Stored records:
______________________________

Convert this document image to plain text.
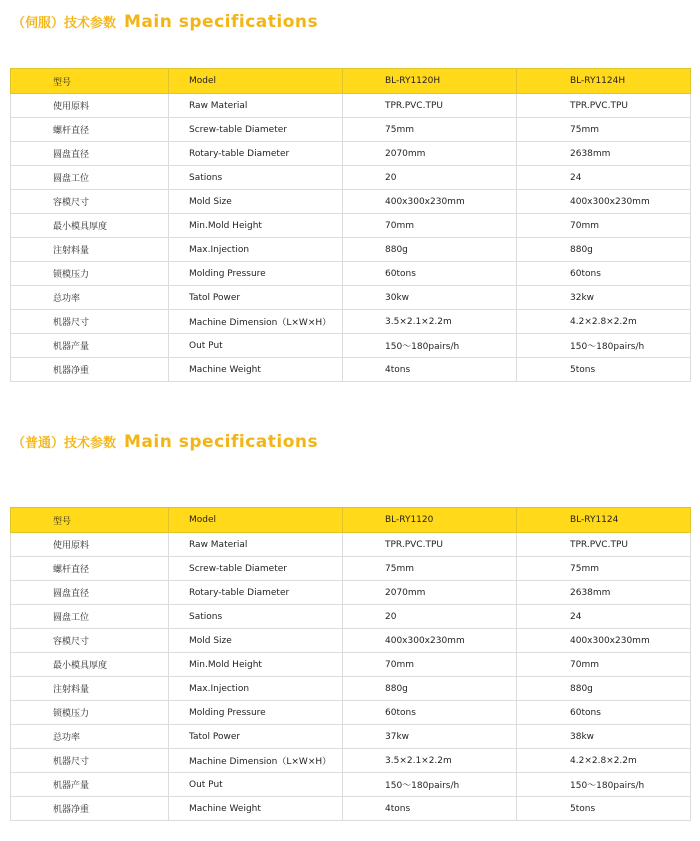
（伺服）技术参数 Main specifications
型号	Model	BL-RY1120H	BL-RY1124H
使用原料	Raw Material	TPR.PVC.TPU	TPR.PVC.TPU
螺杆直径	Screw-table Diameter	75mm	75mm
圆盘直径	Rotary-table Diameter	2070mm	2638mm
圆盘工位	Sations	20	24
容模尺寸	Mold Size	400x300x230mm	400x300x230mm
最小模具厚度	Min.Mold Height	70mm	70mm
注射料量	Max.Injection	880g	880g
锁模压力	Molding Pressure	60tons	60tons
总功率	Tatol Power	30kw	32kw
机器尺寸	Machine Dimension（L×W×H）	3.5×2.1×2.2m	4.2×2.8×2.2m
机器产量	Out Put	150〜180pairs/h	150〜180pairs/h
机器净重	Machine Weight	4tons	5tons
（普通）技术参数 Main specifications
型号	Model	BL-RY1120	BL-RY1124
使用原料	Raw Material	TPR.PVC.TPU	TPR.PVC.TPU
螺杆直径	Screw-table Diameter	75mm	75mm
圆盘直径	Rotary-table Diameter	2070mm	2638mm
圆盘工位	Sations	20	24
容模尺寸	Mold Size	400x300x230mm	400x300x230mm
最小模具厚度	Min.Mold Height	70mm	70mm
注射料量	Max.Injection	880g	880g
锁模压力	Molding Pressure	60tons	60tons
总功率	Tatol Power	37kw	38kw
机器尺寸	Machine Dimension（L×W×H）	3.5×2.1×2.2m	4.2×2.8×2.2m
机器产量	Out Put	150〜180pairs/h	150〜180pairs/h
机器净重	Machine Weight	4tons	5tons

______________________________

WHAT TO PRODUCE: Reproduce all of the entries word for word, skipping any pictures they hold.

RIGHT ANSWER:
Convert this document image to plain text.
（伺服）技术参数 Main specifications
型号	Model	BL-RY1120H	BL-RY1124H
使用原料	Raw Material	TPR.PVC.TPU	TPR.PVC.TPU
螺杆直径	Screw-table Diameter	75mm	75mm
圆盘直径	Rotary-table Diameter	2070mm	2638mm
圆盘工位	Sations	20	24
容模尺寸	Mold Size	400x300x230mm	400x300x230mm
最小模具厚度	Min.Mold Height	70mm	70mm
注射料量	Max.Injection	880g	880g
锁模压力	Molding Pressure	60tons	60tons
总功率	Tatol Power	30kw	32kw
机器尺寸	Machine Dimension（L×W×H）	3.5×2.1×2.2m	4.2×2.8×2.2m
机器产量	Out Put	150〜180pairs/h	150〜180pairs/h
机器净重	Machine Weight	4tons	5tons
（普通）技术参数 Main specifications
型号	Model	BL-RY1120	BL-RY1124
使用原料	Raw Material	TPR.PVC.TPU	TPR.PVC.TPU
螺杆直径	Screw-table Diameter	75mm	75mm
圆盘直径	Rotary-table Diameter	2070mm	2638mm
圆盘工位	Sations	20	24
容模尺寸	Mold Size	400x300x230mm	400x300x230mm
最小模具厚度	Min.Mold Height	70mm	70mm
注射料量	Max.Injection	880g	880g
锁模压力	Molding Pressure	60tons	60tons
总功率	Tatol Power	37kw	38kw
机器尺寸	Machine Dimension（L×W×H）	3.5×2.1×2.2m	4.2×2.8×2.2m
机器产量	Out Put	150〜180pairs/h	150〜180pairs/h
机器净重	Machine Weight	4tons	5tons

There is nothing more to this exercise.